[Collected data entries]
<<<<

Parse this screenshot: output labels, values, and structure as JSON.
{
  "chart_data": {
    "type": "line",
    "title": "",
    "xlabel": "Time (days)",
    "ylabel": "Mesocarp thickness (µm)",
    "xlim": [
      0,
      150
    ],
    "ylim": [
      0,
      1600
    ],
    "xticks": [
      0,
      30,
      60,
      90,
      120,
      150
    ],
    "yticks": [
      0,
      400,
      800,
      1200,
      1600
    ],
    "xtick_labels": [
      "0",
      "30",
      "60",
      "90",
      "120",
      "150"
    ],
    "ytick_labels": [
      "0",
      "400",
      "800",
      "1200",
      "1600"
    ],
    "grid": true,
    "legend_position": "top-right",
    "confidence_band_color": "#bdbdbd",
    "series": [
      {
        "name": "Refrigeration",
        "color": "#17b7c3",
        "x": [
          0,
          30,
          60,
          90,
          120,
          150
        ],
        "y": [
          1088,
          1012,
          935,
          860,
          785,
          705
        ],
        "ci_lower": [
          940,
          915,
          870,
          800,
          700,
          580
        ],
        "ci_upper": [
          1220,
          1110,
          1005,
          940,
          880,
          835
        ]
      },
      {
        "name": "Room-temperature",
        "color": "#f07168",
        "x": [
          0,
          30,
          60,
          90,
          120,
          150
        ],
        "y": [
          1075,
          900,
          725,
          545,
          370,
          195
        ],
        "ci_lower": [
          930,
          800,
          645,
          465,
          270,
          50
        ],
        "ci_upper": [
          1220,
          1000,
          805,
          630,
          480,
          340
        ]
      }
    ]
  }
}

>>>>

> The task:
Among these entries, how many lines include the string "name"? Reply with the number by itself.

> Response:
2